======== RECORDS FOR PROCESSING
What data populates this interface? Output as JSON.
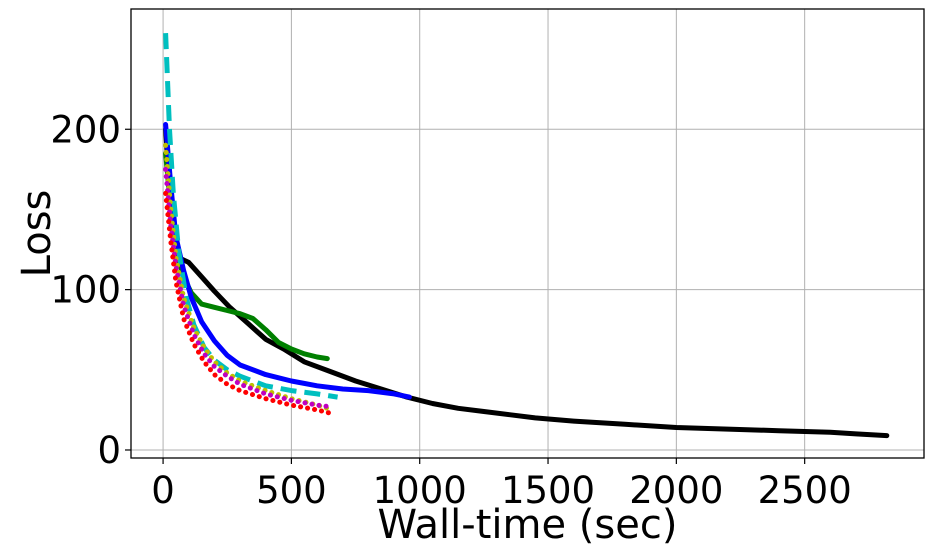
{
  "chart_data": {
    "type": "line",
    "title": "",
    "xlabel": "Wall-time (sec)",
    "ylabel": "Loss",
    "xlim": [
      -125,
      2965
    ],
    "ylim": [
      -5,
      275
    ],
    "grid": true,
    "xticks": [
      0,
      500,
      1000,
      1500,
      2000,
      2500
    ],
    "yticks": [
      0,
      100,
      200
    ],
    "series": [
      {
        "color": "#000000",
        "style": "solid",
        "x": [
          10,
          30,
          60,
          100,
          150,
          200,
          260,
          330,
          400,
          470,
          550,
          650,
          750,
          850,
          950,
          1050,
          1150,
          1250,
          1350,
          1450,
          1600,
          1800,
          2000,
          2200,
          2400,
          2600,
          2700,
          2820
        ],
        "y": [
          200,
          150,
          120,
          117,
          108,
          99,
          89,
          79,
          69,
          63,
          55,
          49,
          43,
          38,
          33,
          29,
          26,
          24,
          22,
          20,
          18,
          16,
          14,
          13,
          12,
          11,
          10,
          9
        ]
      },
      {
        "color": "#008000",
        "style": "solid",
        "x": [
          10,
          30,
          50,
          80,
          110,
          150,
          200,
          250,
          300,
          350,
          400,
          450,
          500,
          550,
          600,
          640
        ],
        "y": [
          185,
          150,
          125,
          108,
          98,
          91,
          89,
          87,
          85,
          82,
          75,
          67,
          63,
          60,
          58,
          57
        ]
      },
      {
        "color": "#0000ff",
        "style": "solid",
        "x": [
          10,
          30,
          50,
          80,
          110,
          150,
          200,
          250,
          300,
          400,
          500,
          600,
          700,
          800,
          900,
          960
        ],
        "y": [
          203,
          165,
          133,
          112,
          95,
          80,
          68,
          59,
          53,
          47,
          43,
          40,
          38,
          37,
          35,
          33
        ]
      },
      {
        "color": "#00bfbf",
        "style": "dashed",
        "x": [
          10,
          25,
          40,
          60,
          90,
          120,
          160,
          200,
          250,
          300,
          400,
          500,
          600,
          680
        ],
        "y": [
          260,
          200,
          160,
          125,
          95,
          78,
          64,
          56,
          50,
          46,
          40,
          37,
          35,
          33
        ]
      },
      {
        "color": "#bfbf00",
        "style": "dotted",
        "x": [
          10,
          30,
          50,
          80,
          120,
          160,
          200,
          250,
          300,
          400,
          500,
          600,
          640
        ],
        "y": [
          190,
          150,
          120,
          95,
          76,
          64,
          55,
          48,
          43,
          37,
          32,
          28,
          26
        ]
      },
      {
        "color": "#bf00bf",
        "style": "dotted",
        "x": [
          10,
          30,
          50,
          80,
          120,
          160,
          200,
          250,
          300,
          400,
          500,
          600,
          650
        ],
        "y": [
          175,
          140,
          115,
          90,
          72,
          60,
          52,
          46,
          41,
          35,
          31,
          28,
          27
        ]
      },
      {
        "color": "#ff0000",
        "style": "dotted",
        "x": [
          10,
          30,
          50,
          80,
          120,
          160,
          200,
          250,
          300,
          400,
          500,
          600,
          650
        ],
        "y": [
          160,
          130,
          105,
          82,
          66,
          55,
          47,
          41,
          37,
          32,
          28,
          25,
          23
        ]
      }
    ]
  }
}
================
**THE TASK**
Copy each line of the listing that holds the word "color".

**WRITTEN RESPONSE**
        "color": "#000000",
        "color": "#008000",
        "color": "#0000ff",
        "color": "#00bfbf",
        "color": "#bfbf00",
        "color": "#bf00bf",
        "color": "#ff0000",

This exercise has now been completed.